### TEKS BACAAN

════

Mereka beranggapan bahwa mereka adalah orang yang bersedia mengorbankan diri untuk Allah.[6]
Menurut Analisa penulis penamaan kelompok ini bisa beraneka rangam disebabkan ada sudut pandang dalam pemberian nama yang berbeda. Manyoritas umat Islam menamakan mereka khawarij, karena mereka telah dipandang keluar dari kelompok Ali dan Mu’awiyah kemudian mendirikan kelompok baru. Khawarij sendiri menamakan kelompok mereka dengan al-Syura karena mereka memandang diri mereka bersedia menjual dan mengorbankan diri demi mencari keridhoan Allah, sedangkan penamaan al-Muriqah diberikan oleh rivalnya karena ajaran mereka dinilai sudah keluar dari ajaran agama Islam. Kalau kita perhatikan semua penamaan kelompok ini, maka yang paling terkenal adalah Khawarij.
Latar balakang munculnya Aliran Khawarij di kalangan tentata Ali ketika peperangan memuncak antara pasukan Ali dan pasukan Mu’awiyah. Ketika mereka terdesak oleh pasukan Ali, Mu’awiyah merencanakan untuk mundur, tetapi kemudian terbentuk dengan muculnya pemikiran untuk melakukan Tahkim.[7]
Peperangan ini erat kaitannya dengan dilema pelantikan atau mengangkatan Ali bin Abi Thalib sebagai Khalifah. Seperti diketahui bahwa dalam pengangkatan Ali sebagai khalifah tidaklah semulus pengangkatan tiga khalifah sebelumnya, yaitu Abu Bakar al-Shiddiq, Umar bin Khattab dan Utsman bin Affan, tetapi mendapat tentangan dari berbagai pihak. Pihak-pihak yang menentang itu, yang termashur di antaranya, datang dari kelompok Thalhah (bersama Zubeir dan Aisyah) dan Mu’awiyah. Tantangan dari Thalhah dengan cepat dapat dapat diatasi oleh Ali tanpa berbuntut panjang. Thalhah dan Zubeir mati terbunuh, sedangkan Aisyah sendiri berhasil ditawan dan dipulangkan kembali ke Mekah. Sebaliknya, tantangan dari Mu’awiyah, sekalipun dapat diatasi dengan cepat pula oleh Ali melalui pertempuran di Shiffin, namun ternyata mendatangkan buntut panjang dan serius. Pertempuran antara Ali dengan Muawiyah tidak habis di Shiffin saja, tetapi berlanjut pada proses Tahkim yang kontroversial, atau lebih dikenal dengan peristiwa Arbitrase. Proses arbitrase yang kontrovesial inilah yang memicu munculnya kelompok Khawarij, yaitu kelompok umat Islam yang keluar dari barisan Ali yang kecewa dengan keputusan sidang.[8]
Pendapat lain mengatakan, Ali memutuskan untuk menerima keputusan Tahkim dari Mu’awiyah karena dipaksakan oleh kelompok orang yang keluar dan memaksa Ali untuk menerima Tahkim. Kedua belah pihak sepakat untuk mengangkat seorang hakam dari masing-masing. Mu’awiyah memilih ‘Amr bin al-‘Ash. Sementara itu, Ali pada mulanya hendak mengangkat Abdullah bin Abbas, tetapi atas desakan pasukannya yang keluar itu, akhirnya mengangkat Abu Musa al-‘Asy’ari. Upaya Tahkim akhirnya berakhir dengan suatu keputusan, yaitu menurunkan Ali dari jabantan khalifah dan mengukuhkan Mu’awiyah menjadi penggantinya. Hasil Tahkim lebih menguntungan bagi pemberontak yang dipimpin oleh Mu’awiyah. Anehnya, kelompok yang semula memaksakan Ali untuk menerima Tahkim dan menujuk orang yang menjadi hakim atas pilihan mereka itu, belakangan memandang Tahkim sebagai kejahatan yang besar. Kemudian mereka menuntut Ali agar segera bertaubat karena dipadang telah berbuat dosa besar. Menurut mereka, Ali yang menyetujui untuk ber-tahkim berarti telah menjadi kafir, sebagaimana mereka juga telah menjadi kafir, tetapi kemudian bertaubat. Pandangan kelomok ini kemudian diikuti oleh orang-orang arab pegunungan. Semboyan mereka yang terkenal adalah, “tidak ada hukum kecuali hukum Allah”. Mereka kemudian memerangi Ali, setelah terlibat dahulu berdiolog dengan Ali, kemudian mengukuhkan pendapatnya.[9]
2.      Ciri-Ciri Perdebatan Khawarij
Di dalam perdebatan dan ucapan merka terdapat ciri-ciri sebagai berikut:[10]
a.       Fasih dan lancer berbicara, serta menguasai metode. Mereka adalah orang-orang yang tepat, tidak getar menghadapi lawan dan tidak terhalang oleh pikiran yang sempit.

════

### KERJAKAN TUGAS BERIKUT
[1] Ringkas teks tentang Khawarij di atas dalam dua kalimat.
[2] Tuliskan kembali tanpa diubah bagian teks tentang Khawarij di atas, dari "Mereka beranggapan bahwa" sampai "terkenal adalah Khawarij.".

### BAHAN YANG DIBERIKAN
════

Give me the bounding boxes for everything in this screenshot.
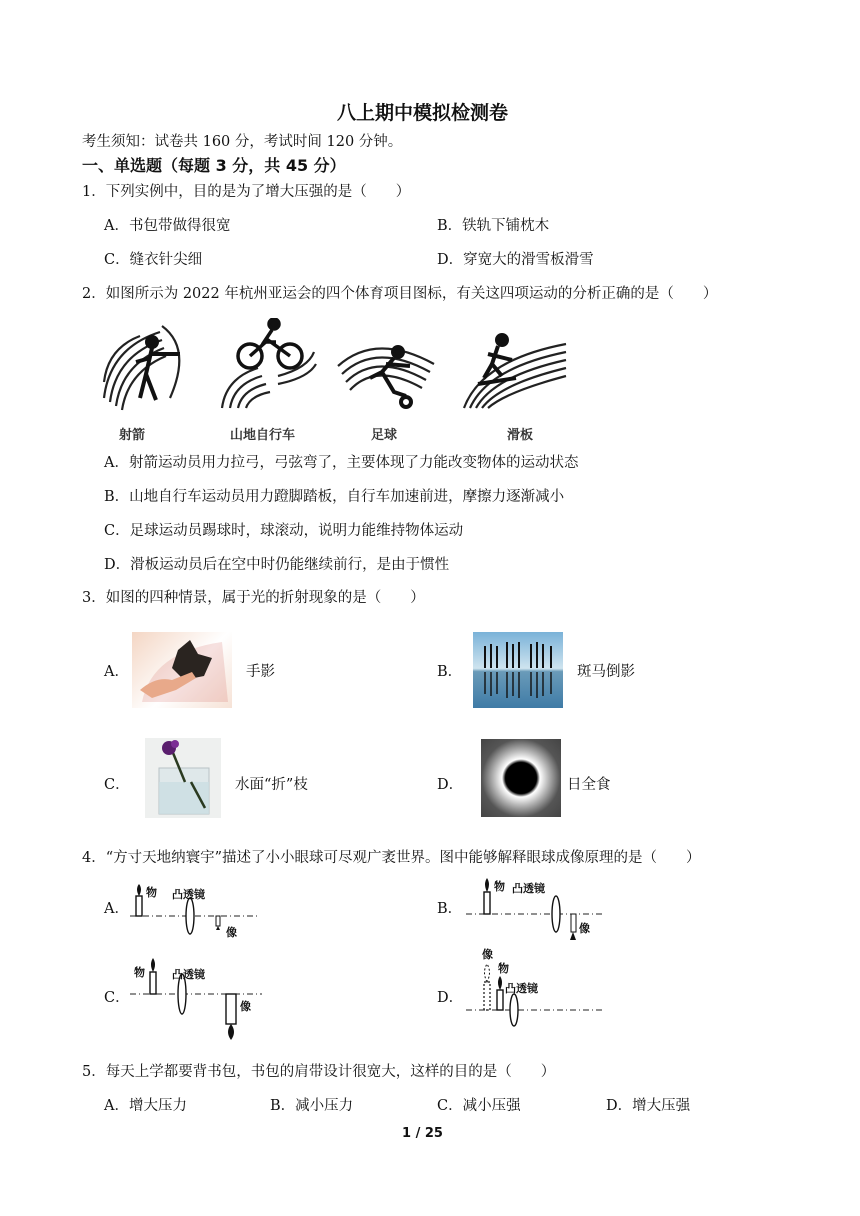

════

### JAWABAN TUGAS
[1] Kelompok ini punya beberapa nama menurut sudut pandang pemberinya, yaitu Khawarij, al-Syura, dan al-Muriqah, dan yang paling terkenal adalah Khawarij. Mereka muncul dari barisan Ali yang kecewa dengan proses Tahkim atau arbitrase setelah pertempuran di Shiffin melawan Mu’awiyah, yang berakhir dengan keputusan menurunkan Ali dan mengukuhkan Mu’awiyah, lalu mereka menuntut Ali bertaubat dan kemudian memeranginya.

[2]
Mereka beranggapan bahwa mereka adalah orang yang bersedia mengorbankan diri untuk Allah.[6]
Menurut Analisa penulis penamaan kelompok ini bisa beraneka rangam disebabkan ada sudut pandang dalam pemberian nama yang berbeda. Manyoritas umat Islam menamakan mereka khawarij, karena mereka telah dipandang keluar dari kelompok Ali dan Mu’awiyah kemudian mendirikan kelompok baru. Khawarij sendiri menamakan kelompok mereka dengan al-Syura karena mereka memandang diri mereka bersedia menjual dan mengorbankan diri demi mencari keridhoan Allah, sedangkan penamaan al-Muriqah diberikan oleh rivalnya karena ajaran mereka dinilai sudah keluar dari ajaran agama Islam. Kalau kita perhatikan semua penamaan kelompok ini, maka yang paling terkenal adalah Khawarij.